Document structure recognition data
──────
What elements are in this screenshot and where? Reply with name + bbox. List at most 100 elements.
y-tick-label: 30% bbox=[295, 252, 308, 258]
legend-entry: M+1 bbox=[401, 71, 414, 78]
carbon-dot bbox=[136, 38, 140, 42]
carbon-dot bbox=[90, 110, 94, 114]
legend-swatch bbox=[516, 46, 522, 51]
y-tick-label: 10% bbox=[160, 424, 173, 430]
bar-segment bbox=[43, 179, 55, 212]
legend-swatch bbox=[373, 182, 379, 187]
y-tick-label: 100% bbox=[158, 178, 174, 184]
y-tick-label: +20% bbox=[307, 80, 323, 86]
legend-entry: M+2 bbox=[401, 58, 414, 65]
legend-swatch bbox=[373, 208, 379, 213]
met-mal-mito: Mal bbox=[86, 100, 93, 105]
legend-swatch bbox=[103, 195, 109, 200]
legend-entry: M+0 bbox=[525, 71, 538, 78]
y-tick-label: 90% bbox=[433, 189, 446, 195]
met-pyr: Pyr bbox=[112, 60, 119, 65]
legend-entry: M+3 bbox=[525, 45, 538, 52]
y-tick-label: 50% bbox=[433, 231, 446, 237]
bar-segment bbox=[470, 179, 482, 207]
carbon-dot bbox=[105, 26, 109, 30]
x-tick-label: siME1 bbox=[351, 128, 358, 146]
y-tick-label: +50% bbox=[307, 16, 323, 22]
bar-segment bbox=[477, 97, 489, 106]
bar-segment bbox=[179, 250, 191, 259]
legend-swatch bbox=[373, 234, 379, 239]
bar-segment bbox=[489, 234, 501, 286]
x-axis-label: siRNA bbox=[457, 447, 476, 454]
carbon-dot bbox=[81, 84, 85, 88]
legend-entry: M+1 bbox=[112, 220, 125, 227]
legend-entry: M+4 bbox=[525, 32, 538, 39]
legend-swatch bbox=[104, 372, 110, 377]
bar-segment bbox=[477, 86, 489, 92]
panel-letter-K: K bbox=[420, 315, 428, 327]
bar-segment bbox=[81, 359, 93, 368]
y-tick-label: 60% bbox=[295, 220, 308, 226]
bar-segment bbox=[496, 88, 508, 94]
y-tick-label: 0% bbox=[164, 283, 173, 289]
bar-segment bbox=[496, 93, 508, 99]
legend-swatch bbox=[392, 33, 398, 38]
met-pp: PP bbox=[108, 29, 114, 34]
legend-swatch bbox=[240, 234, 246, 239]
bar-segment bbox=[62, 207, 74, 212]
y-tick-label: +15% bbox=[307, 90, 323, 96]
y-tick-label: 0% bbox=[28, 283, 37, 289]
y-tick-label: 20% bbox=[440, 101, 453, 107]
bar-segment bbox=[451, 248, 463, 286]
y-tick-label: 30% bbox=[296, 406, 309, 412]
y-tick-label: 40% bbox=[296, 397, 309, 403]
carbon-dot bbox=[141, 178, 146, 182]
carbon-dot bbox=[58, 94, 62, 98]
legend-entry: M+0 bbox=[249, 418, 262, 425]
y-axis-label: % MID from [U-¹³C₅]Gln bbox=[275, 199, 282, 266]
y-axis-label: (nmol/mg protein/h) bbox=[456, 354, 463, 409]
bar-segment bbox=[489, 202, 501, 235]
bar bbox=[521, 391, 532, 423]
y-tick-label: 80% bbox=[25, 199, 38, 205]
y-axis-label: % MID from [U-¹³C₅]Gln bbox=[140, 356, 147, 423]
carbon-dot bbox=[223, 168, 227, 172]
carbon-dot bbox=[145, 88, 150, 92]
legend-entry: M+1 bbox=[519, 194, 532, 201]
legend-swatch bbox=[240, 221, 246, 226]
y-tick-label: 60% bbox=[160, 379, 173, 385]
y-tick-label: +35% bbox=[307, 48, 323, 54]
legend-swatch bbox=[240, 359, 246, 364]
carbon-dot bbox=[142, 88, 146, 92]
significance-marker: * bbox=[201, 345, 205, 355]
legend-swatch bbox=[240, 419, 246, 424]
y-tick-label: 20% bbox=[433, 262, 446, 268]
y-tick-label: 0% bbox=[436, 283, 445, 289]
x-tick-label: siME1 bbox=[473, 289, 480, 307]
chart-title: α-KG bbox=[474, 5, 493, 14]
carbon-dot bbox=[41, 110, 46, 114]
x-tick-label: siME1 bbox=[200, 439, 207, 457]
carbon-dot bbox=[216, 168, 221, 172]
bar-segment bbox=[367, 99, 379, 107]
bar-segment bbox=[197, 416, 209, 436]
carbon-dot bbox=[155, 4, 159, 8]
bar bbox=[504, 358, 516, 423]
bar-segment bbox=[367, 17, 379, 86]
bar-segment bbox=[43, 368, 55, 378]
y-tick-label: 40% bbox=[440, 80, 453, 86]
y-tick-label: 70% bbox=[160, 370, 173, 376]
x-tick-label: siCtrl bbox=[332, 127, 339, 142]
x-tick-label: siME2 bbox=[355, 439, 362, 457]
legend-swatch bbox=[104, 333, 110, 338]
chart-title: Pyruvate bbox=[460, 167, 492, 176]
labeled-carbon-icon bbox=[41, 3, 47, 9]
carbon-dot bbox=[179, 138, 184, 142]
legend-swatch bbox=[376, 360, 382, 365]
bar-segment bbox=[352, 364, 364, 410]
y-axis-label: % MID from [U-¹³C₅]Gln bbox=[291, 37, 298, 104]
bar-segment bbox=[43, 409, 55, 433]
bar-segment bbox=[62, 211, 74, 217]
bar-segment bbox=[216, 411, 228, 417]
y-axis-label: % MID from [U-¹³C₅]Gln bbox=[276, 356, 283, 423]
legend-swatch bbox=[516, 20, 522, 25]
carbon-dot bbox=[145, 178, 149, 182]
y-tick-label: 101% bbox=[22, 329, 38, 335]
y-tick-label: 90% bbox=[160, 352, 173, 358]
──────
WHAT NEEDS TO BE DONE
Nothing but a number belongs in the answer: the tally of lines in the data holding "¹³C₅".

OUTPUT OF THE TASK
4